Required task:
The data below should be printed in full, exactly, and without any of its images.

^^^^^^^^^^^^^^^^

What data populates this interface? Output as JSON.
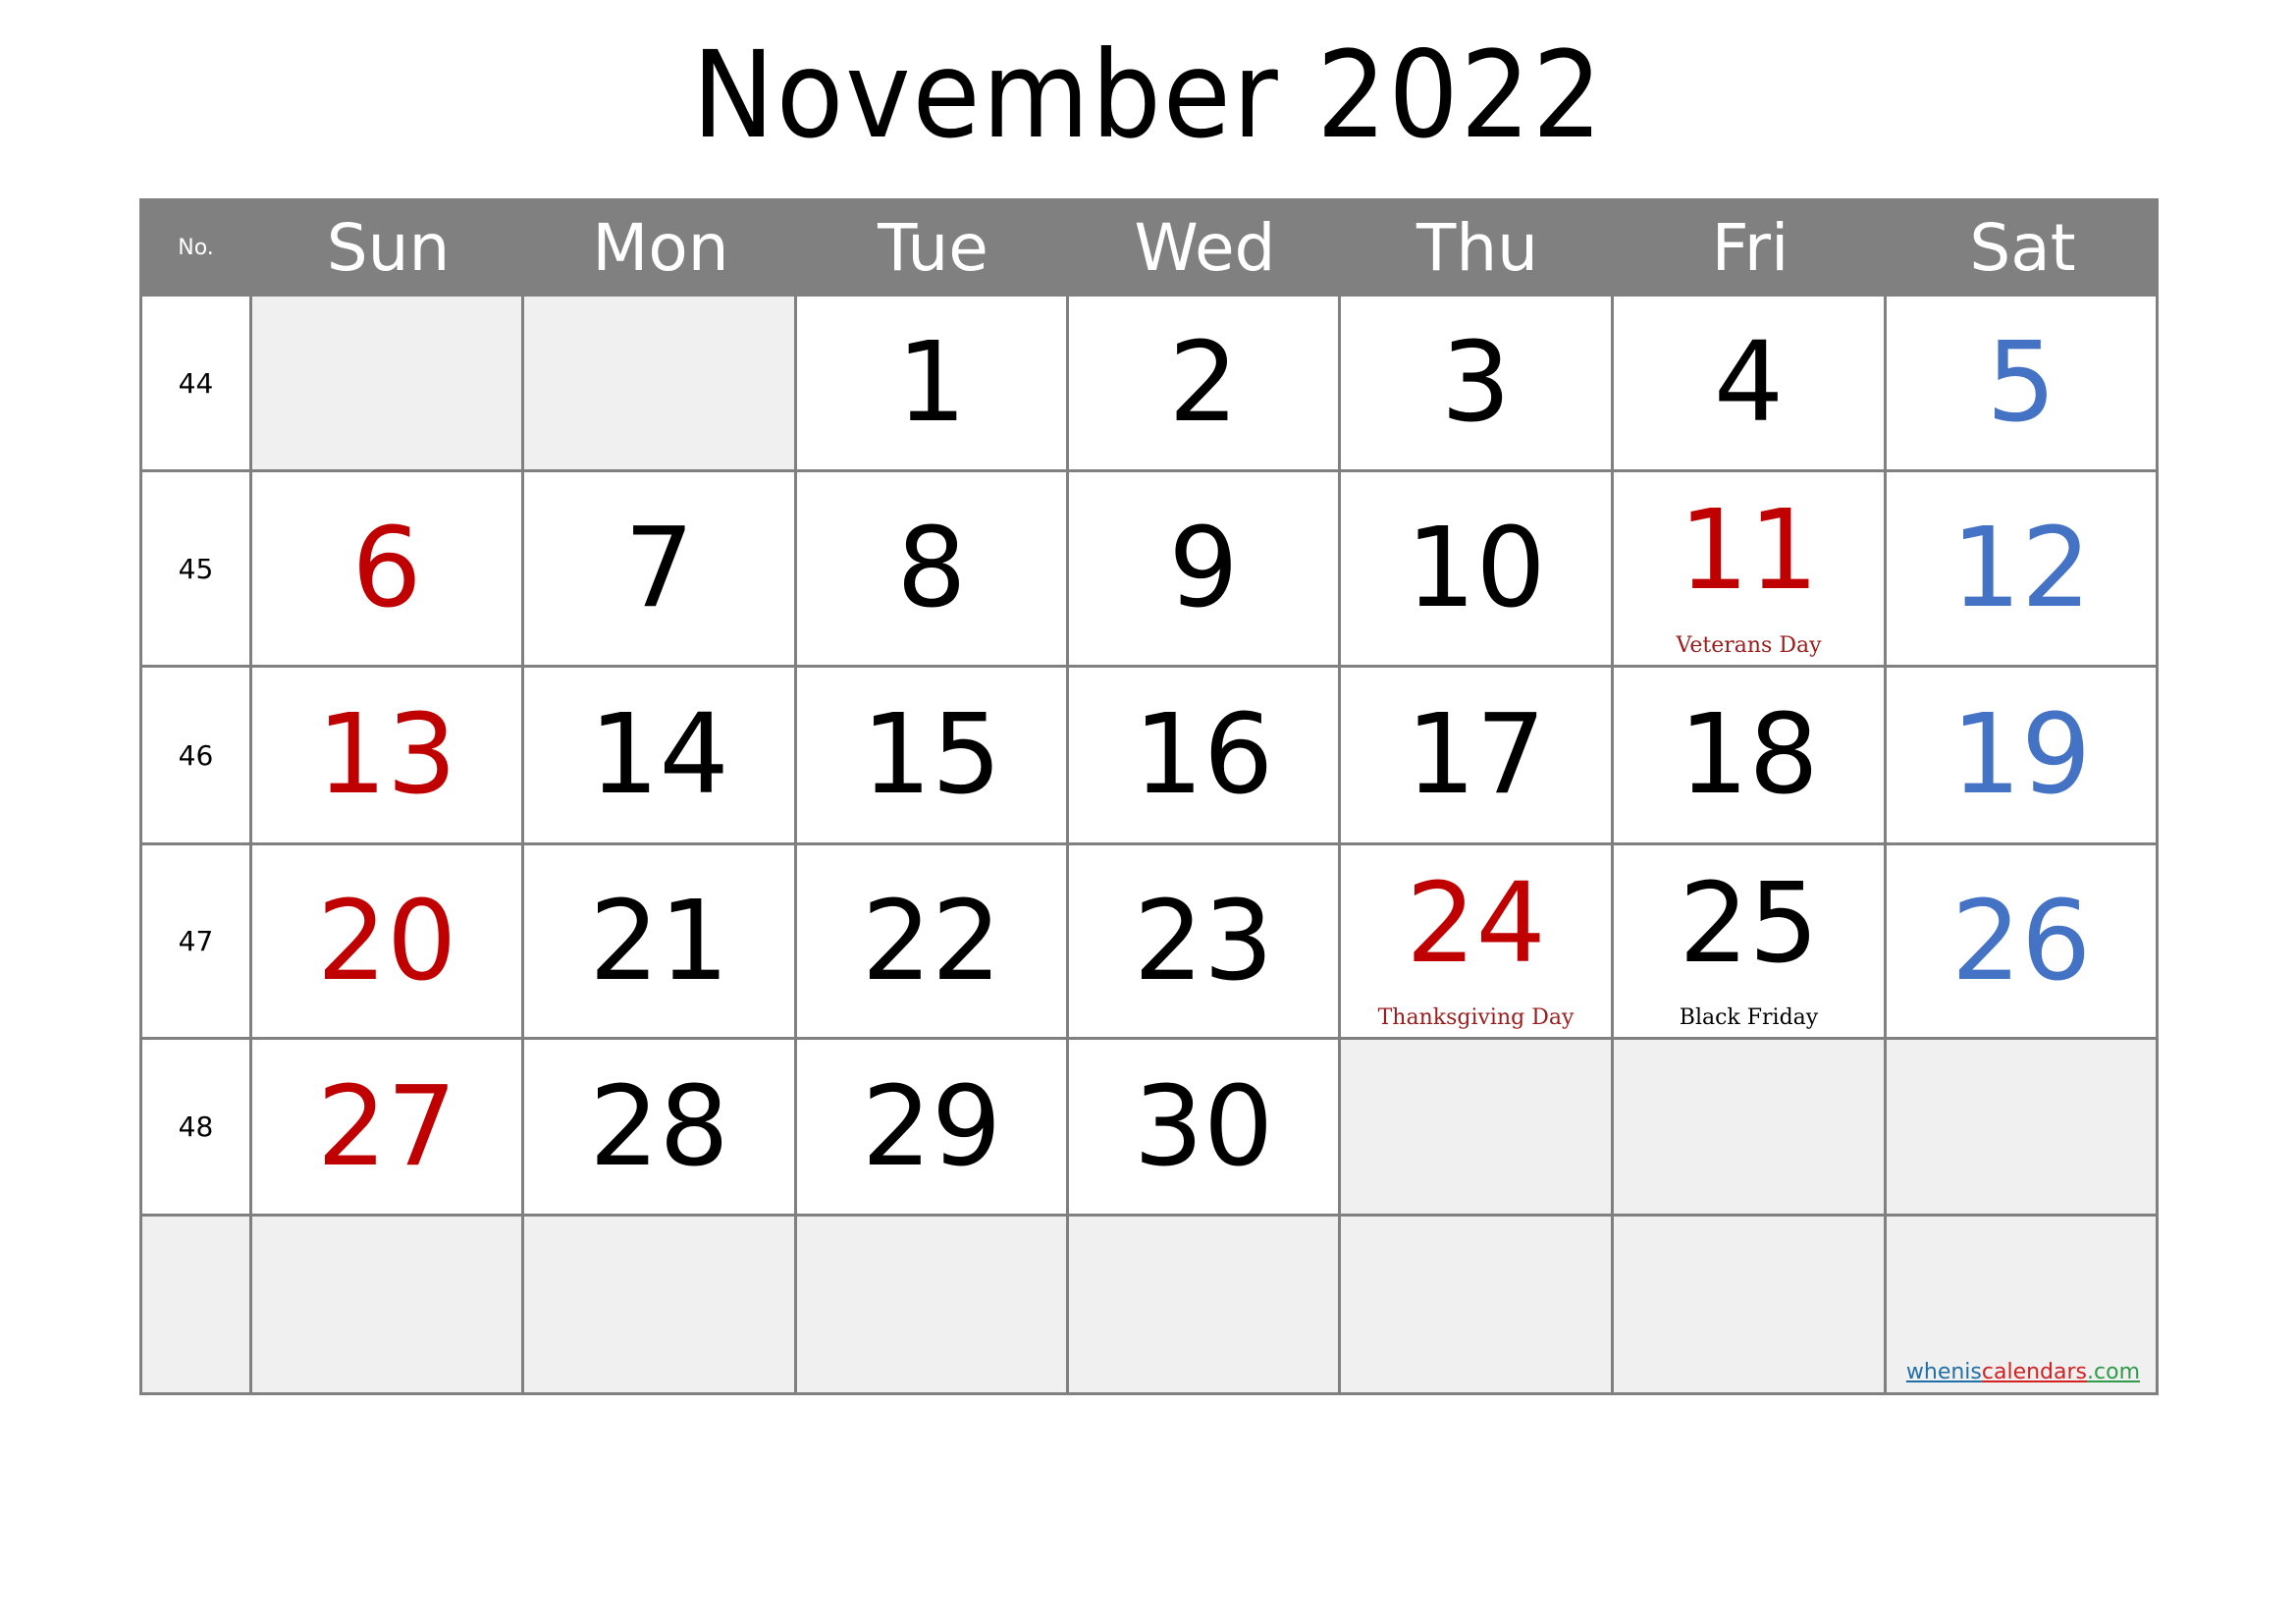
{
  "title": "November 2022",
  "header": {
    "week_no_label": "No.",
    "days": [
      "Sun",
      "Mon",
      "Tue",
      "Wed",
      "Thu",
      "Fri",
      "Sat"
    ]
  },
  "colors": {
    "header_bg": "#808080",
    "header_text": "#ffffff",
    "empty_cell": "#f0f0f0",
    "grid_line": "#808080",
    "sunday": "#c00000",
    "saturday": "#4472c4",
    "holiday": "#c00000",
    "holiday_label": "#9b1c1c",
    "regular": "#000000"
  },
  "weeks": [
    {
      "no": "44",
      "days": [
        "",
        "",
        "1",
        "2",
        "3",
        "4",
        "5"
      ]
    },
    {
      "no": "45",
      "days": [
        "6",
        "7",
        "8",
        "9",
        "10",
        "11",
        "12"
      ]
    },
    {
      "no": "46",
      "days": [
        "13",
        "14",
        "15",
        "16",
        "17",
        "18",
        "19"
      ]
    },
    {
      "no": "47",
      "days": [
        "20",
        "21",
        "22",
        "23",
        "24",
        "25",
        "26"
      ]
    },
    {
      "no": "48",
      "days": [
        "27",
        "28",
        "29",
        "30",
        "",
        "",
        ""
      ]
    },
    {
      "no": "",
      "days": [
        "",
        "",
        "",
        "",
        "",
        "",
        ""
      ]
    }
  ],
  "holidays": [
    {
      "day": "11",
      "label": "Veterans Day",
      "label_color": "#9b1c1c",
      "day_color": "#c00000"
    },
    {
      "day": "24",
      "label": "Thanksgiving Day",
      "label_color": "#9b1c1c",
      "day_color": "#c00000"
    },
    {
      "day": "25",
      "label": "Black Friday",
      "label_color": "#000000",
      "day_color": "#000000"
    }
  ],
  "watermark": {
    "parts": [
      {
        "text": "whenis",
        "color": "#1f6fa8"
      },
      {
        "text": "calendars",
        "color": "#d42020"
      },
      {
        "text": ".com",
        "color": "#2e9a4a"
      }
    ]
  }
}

^^^^^^^^^^^^^^^^

Exercise solution:
What data populates this interface? Output as JSON.
{
  "title": "November 2022",
  "header": {
    "week_no_label": "No.",
    "days": [
      "Sun",
      "Mon",
      "Tue",
      "Wed",
      "Thu",
      "Fri",
      "Sat"
    ]
  },
  "colors": {
    "header_bg": "#808080",
    "header_text": "#ffffff",
    "empty_cell": "#f0f0f0",
    "grid_line": "#808080",
    "sunday": "#c00000",
    "saturday": "#4472c4",
    "holiday": "#c00000",
    "holiday_label": "#9b1c1c",
    "regular": "#000000"
  },
  "weeks": [
    {
      "no": "44",
      "days": [
        "",
        "",
        "1",
        "2",
        "3",
        "4",
        "5"
      ]
    },
    {
      "no": "45",
      "days": [
        "6",
        "7",
        "8",
        "9",
        "10",
        "11",
        "12"
      ]
    },
    {
      "no": "46",
      "days": [
        "13",
        "14",
        "15",
        "16",
        "17",
        "18",
        "19"
      ]
    },
    {
      "no": "47",
      "days": [
        "20",
        "21",
        "22",
        "23",
        "24",
        "25",
        "26"
      ]
    },
    {
      "no": "48",
      "days": [
        "27",
        "28",
        "29",
        "30",
        "",
        "",
        ""
      ]
    },
    {
      "no": "",
      "days": [
        "",
        "",
        "",
        "",
        "",
        "",
        ""
      ]
    }
  ],
  "holidays": [
    {
      "day": "11",
      "label": "Veterans Day",
      "label_color": "#9b1c1c",
      "day_color": "#c00000"
    },
    {
      "day": "24",
      "label": "Thanksgiving Day",
      "label_color": "#9b1c1c",
      "day_color": "#c00000"
    },
    {
      "day": "25",
      "label": "Black Friday",
      "label_color": "#000000",
      "day_color": "#000000"
    }
  ],
  "watermark": {
    "parts": [
      {
        "text": "whenis",
        "color": "#1f6fa8"
      },
      {
        "text": "calendars",
        "color": "#d42020"
      },
      {
        "text": ".com",
        "color": "#2e9a4a"
      }
    ]
  }
}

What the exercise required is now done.